___ MATERIAL SHOWN
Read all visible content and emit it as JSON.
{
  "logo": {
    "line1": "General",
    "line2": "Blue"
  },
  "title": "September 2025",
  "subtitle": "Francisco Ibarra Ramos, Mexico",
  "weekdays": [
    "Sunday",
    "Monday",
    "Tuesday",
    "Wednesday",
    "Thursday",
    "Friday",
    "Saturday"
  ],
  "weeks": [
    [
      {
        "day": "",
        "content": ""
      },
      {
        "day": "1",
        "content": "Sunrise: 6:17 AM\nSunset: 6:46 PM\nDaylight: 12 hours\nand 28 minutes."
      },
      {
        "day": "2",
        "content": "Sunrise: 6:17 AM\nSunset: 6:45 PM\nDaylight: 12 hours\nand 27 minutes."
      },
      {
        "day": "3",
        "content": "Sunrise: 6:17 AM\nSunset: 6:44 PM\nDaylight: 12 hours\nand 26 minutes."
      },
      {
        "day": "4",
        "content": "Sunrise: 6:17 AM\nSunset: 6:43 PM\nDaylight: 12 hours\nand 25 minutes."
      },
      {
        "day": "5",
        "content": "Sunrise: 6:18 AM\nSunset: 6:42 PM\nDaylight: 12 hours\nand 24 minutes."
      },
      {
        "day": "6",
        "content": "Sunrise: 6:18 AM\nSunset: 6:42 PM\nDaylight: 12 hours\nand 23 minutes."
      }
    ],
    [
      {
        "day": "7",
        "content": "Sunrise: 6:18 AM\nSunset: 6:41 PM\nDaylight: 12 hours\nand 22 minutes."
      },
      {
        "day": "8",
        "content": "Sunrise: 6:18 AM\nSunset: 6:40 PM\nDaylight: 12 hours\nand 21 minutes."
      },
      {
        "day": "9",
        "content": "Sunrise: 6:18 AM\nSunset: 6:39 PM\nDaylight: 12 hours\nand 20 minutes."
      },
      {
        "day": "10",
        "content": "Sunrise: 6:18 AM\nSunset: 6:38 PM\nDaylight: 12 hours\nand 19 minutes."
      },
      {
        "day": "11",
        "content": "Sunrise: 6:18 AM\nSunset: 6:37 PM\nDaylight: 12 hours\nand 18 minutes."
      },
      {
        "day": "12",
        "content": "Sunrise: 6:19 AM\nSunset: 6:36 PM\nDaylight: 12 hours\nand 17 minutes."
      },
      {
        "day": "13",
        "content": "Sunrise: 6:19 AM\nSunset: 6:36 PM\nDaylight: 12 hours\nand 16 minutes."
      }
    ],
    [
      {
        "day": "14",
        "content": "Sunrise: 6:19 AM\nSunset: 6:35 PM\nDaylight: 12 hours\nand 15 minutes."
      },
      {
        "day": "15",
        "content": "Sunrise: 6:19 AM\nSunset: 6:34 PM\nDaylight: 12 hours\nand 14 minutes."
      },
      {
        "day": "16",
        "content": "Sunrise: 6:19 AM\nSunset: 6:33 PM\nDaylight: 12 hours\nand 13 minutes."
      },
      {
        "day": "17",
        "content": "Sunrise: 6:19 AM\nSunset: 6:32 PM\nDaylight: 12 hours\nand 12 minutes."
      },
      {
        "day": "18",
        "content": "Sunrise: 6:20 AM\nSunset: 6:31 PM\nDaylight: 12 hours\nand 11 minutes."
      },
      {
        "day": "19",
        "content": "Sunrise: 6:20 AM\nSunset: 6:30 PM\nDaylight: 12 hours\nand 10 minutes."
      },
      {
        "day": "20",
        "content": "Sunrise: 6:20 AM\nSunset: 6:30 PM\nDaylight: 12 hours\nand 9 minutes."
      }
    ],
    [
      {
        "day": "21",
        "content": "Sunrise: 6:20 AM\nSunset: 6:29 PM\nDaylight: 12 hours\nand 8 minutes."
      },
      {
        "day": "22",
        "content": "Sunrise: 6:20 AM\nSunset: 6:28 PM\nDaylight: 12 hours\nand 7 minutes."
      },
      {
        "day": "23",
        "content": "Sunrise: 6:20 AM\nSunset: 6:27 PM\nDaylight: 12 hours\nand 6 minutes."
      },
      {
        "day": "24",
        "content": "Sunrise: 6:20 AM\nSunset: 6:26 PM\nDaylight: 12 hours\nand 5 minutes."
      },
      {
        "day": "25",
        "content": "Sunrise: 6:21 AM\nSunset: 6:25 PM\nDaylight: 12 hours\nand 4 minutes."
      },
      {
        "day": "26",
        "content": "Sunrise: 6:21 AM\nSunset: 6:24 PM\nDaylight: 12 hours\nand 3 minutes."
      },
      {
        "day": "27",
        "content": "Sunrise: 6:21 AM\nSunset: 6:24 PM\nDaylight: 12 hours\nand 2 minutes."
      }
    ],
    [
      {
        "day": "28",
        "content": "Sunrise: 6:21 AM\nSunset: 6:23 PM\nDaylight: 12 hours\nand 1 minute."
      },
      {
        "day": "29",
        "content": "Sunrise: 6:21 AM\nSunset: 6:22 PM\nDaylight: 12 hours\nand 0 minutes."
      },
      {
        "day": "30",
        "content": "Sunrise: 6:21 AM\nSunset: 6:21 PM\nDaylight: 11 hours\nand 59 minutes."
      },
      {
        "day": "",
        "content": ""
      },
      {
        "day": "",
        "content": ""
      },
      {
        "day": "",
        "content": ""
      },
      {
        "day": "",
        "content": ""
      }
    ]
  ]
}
______
Write out all the records above again, exactly as they stand.

Read all visible content and emit it as JSON.
{
  "logo": {
    "line1": "General",
    "line2": "Blue"
  },
  "title": "September 2025",
  "subtitle": "Francisco Ibarra Ramos, Mexico",
  "weekdays": [
    "Sunday",
    "Monday",
    "Tuesday",
    "Wednesday",
    "Thursday",
    "Friday",
    "Saturday"
  ],
  "weeks": [
    [
      {
        "day": "",
        "content": ""
      },
      {
        "day": "1",
        "content": "Sunrise: 6:17 AM\nSunset: 6:46 PM\nDaylight: 12 hours\nand 28 minutes."
      },
      {
        "day": "2",
        "content": "Sunrise: 6:17 AM\nSunset: 6:45 PM\nDaylight: 12 hours\nand 27 minutes."
      },
      {
        "day": "3",
        "content": "Sunrise: 6:17 AM\nSunset: 6:44 PM\nDaylight: 12 hours\nand 26 minutes."
      },
      {
        "day": "4",
        "content": "Sunrise: 6:17 AM\nSunset: 6:43 PM\nDaylight: 12 hours\nand 25 minutes."
      },
      {
        "day": "5",
        "content": "Sunrise: 6:18 AM\nSunset: 6:42 PM\nDaylight: 12 hours\nand 24 minutes."
      },
      {
        "day": "6",
        "content": "Sunrise: 6:18 AM\nSunset: 6:42 PM\nDaylight: 12 hours\nand 23 minutes."
      }
    ],
    [
      {
        "day": "7",
        "content": "Sunrise: 6:18 AM\nSunset: 6:41 PM\nDaylight: 12 hours\nand 22 minutes."
      },
      {
        "day": "8",
        "content": "Sunrise: 6:18 AM\nSunset: 6:40 PM\nDaylight: 12 hours\nand 21 minutes."
      },
      {
        "day": "9",
        "content": "Sunrise: 6:18 AM\nSunset: 6:39 PM\nDaylight: 12 hours\nand 20 minutes."
      },
      {
        "day": "10",
        "content": "Sunrise: 6:18 AM\nSunset: 6:38 PM\nDaylight: 12 hours\nand 19 minutes."
      },
      {
        "day": "11",
        "content": "Sunrise: 6:18 AM\nSunset: 6:37 PM\nDaylight: 12 hours\nand 18 minutes."
      },
      {
        "day": "12",
        "content": "Sunrise: 6:19 AM\nSunset: 6:36 PM\nDaylight: 12 hours\nand 17 minutes."
      },
      {
        "day": "13",
        "content": "Sunrise: 6:19 AM\nSunset: 6:36 PM\nDaylight: 12 hours\nand 16 minutes."
      }
    ],
    [
      {
        "day": "14",
        "content": "Sunrise: 6:19 AM\nSunset: 6:35 PM\nDaylight: 12 hours\nand 15 minutes."
      },
      {
        "day": "15",
        "content": "Sunrise: 6:19 AM\nSunset: 6:34 PM\nDaylight: 12 hours\nand 14 minutes."
      },
      {
        "day": "16",
        "content": "Sunrise: 6:19 AM\nSunset: 6:33 PM\nDaylight: 12 hours\nand 13 minutes."
      },
      {
        "day": "17",
        "content": "Sunrise: 6:19 AM\nSunset: 6:32 PM\nDaylight: 12 hours\nand 12 minutes."
      },
      {
        "day": "18",
        "content": "Sunrise: 6:20 AM\nSunset: 6:31 PM\nDaylight: 12 hours\nand 11 minutes."
      },
      {
        "day": "19",
        "content": "Sunrise: 6:20 AM\nSunset: 6:30 PM\nDaylight: 12 hours\nand 10 minutes."
      },
      {
        "day": "20",
        "content": "Sunrise: 6:20 AM\nSunset: 6:30 PM\nDaylight: 12 hours\nand 9 minutes."
      }
    ],
    [
      {
        "day": "21",
        "content": "Sunrise: 6:20 AM\nSunset: 6:29 PM\nDaylight: 12 hours\nand 8 minutes."
      },
      {
        "day": "22",
        "content": "Sunrise: 6:20 AM\nSunset: 6:28 PM\nDaylight: 12 hours\nand 7 minutes."
      },
      {
        "day": "23",
        "content": "Sunrise: 6:20 AM\nSunset: 6:27 PM\nDaylight: 12 hours\nand 6 minutes."
      },
      {
        "day": "24",
        "content": "Sunrise: 6:20 AM\nSunset: 6:26 PM\nDaylight: 12 hours\nand 5 minutes."
      },
      {
        "day": "25",
        "content": "Sunrise: 6:21 AM\nSunset: 6:25 PM\nDaylight: 12 hours\nand 4 minutes."
      },
      {
        "day": "26",
        "content": "Sunrise: 6:21 AM\nSunset: 6:24 PM\nDaylight: 12 hours\nand 3 minutes."
      },
      {
        "day": "27",
        "content": "Sunrise: 6:21 AM\nSunset: 6:24 PM\nDaylight: 12 hours\nand 2 minutes."
      }
    ],
    [
      {
        "day": "28",
        "content": "Sunrise: 6:21 AM\nSunset: 6:23 PM\nDaylight: 12 hours\nand 1 minute."
      },
      {
        "day": "29",
        "content": "Sunrise: 6:21 AM\nSunset: 6:22 PM\nDaylight: 12 hours\nand 0 minutes."
      },
      {
        "day": "30",
        "content": "Sunrise: 6:21 AM\nSunset: 6:21 PM\nDaylight: 11 hours\nand 59 minutes."
      },
      {
        "day": "",
        "content": ""
      },
      {
        "day": "",
        "content": ""
      },
      {
        "day": "",
        "content": ""
      },
      {
        "day": "",
        "content": ""
      }
    ]
  ]
}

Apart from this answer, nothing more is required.